--- AIM OF THE EXERCISE ---
Can you write out all the lines word for word, with no pictures?
** Start of DATA SHOWN **
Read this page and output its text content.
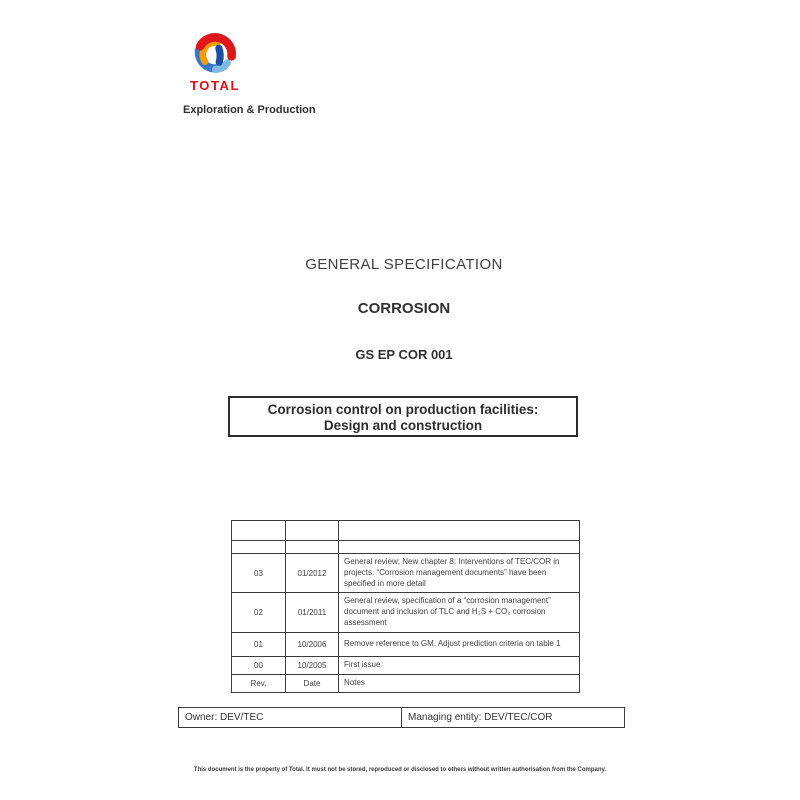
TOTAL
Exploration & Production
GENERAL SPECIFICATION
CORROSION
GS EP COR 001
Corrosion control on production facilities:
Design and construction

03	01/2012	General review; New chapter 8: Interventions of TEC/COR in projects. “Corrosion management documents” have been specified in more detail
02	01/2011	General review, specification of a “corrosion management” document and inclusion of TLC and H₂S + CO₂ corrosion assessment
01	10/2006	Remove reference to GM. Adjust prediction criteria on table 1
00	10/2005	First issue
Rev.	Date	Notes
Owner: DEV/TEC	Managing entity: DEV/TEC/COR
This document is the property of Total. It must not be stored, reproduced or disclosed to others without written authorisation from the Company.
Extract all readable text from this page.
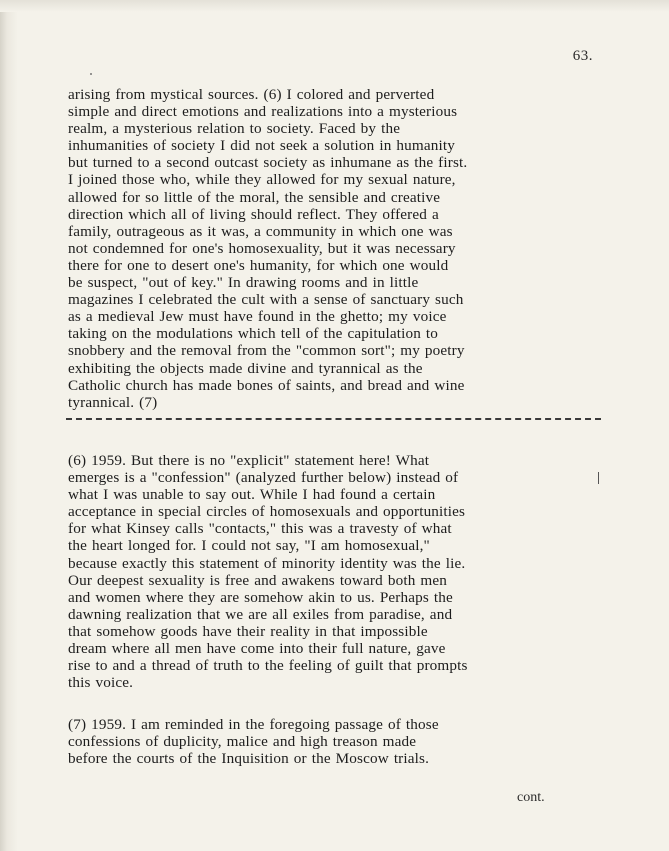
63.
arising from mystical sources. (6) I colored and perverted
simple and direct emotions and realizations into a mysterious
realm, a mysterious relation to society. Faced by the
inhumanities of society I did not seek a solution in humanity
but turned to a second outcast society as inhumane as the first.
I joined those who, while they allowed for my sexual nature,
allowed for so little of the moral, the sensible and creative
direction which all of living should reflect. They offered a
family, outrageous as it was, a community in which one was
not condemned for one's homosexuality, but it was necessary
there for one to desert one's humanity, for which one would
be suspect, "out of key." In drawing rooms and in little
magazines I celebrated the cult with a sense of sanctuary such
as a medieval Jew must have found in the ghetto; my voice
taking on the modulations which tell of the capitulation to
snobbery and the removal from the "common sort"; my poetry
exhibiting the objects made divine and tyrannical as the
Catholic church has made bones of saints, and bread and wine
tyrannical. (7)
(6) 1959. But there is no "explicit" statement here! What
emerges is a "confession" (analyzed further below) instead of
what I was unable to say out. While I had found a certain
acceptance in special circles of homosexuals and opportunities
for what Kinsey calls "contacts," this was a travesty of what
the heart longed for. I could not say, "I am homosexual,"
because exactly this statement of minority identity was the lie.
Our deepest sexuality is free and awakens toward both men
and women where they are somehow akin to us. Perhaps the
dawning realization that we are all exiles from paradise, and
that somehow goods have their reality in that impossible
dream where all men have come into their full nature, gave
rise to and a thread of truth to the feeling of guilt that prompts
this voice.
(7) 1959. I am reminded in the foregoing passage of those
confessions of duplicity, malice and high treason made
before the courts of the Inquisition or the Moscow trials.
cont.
** End of DATA SHOWN **
--- EXPECTED ANSWER ---
Read this page and output its text content.
TOTAL
Exploration & Production
GENERAL SPECIFICATION
CORROSION
GS EP COR 001
Corrosion control on production facilities:
Design and construction

03	01/2012	General review; New chapter 8: Interventions of TEC/COR in projects. “Corrosion management documents” have been specified in more detail
02	01/2011	General review, specification of a “corrosion management” document and inclusion of TLC and H₂S + CO₂ corrosion assessment
01	10/2006	Remove reference to GM. Adjust prediction criteria on table 1
00	10/2005	First issue
Rev.	Date	Notes
Owner: DEV/TEC	Managing entity: DEV/TEC/COR
This document is the property of Total. It must not be stored, reproduced or disclosed to others without written authorisation from the Company.
Extract all readable text from this page.
63.
arising from mystical sources. (6) I colored and perverted
simple and direct emotions and realizations into a mysterious
realm, a mysterious relation to society. Faced by the
inhumanities of society I did not seek a solution in humanity
but turned to a second outcast society as inhumane as the first.
I joined those who, while they allowed for my sexual nature,
allowed for so little of the moral, the sensible and creative
direction which all of living should reflect. They offered a
family, outrageous as it was, a community in which one was
not condemned for one's homosexuality, but it was necessary
there for one to desert one's humanity, for which one would
be suspect, "out of key." In drawing rooms and in little
magazines I celebrated the cult with a sense of sanctuary such
as a medieval Jew must have found in the ghetto; my voice
taking on the modulations which tell of the capitulation to
snobbery and the removal from the "common sort"; my poetry
exhibiting the objects made divine and tyrannical as the
Catholic church has made bones of saints, and bread and wine
tyrannical. (7)
(6) 1959. But there is no "explicit" statement here! What
emerges is a "confession" (analyzed further below) instead of
what I was unable to say out. While I had found a certain
acceptance in special circles of homosexuals and opportunities
for what Kinsey calls "contacts," this was a travesty of what
the heart longed for. I could not say, "I am homosexual,"
because exactly this statement of minority identity was the lie.
Our deepest sexuality is free and awakens toward both men
and women where they are somehow akin to us. Perhaps the
dawning realization that we are all exiles from paradise, and
that somehow goods have their reality in that impossible
dream where all men have come into their full nature, gave
rise to and a thread of truth to the feeling of guilt that prompts
this voice.
(7) 1959. I am reminded in the foregoing passage of those
confessions of duplicity, malice and high treason made
before the courts of the Inquisition or the Moscow trials.
cont.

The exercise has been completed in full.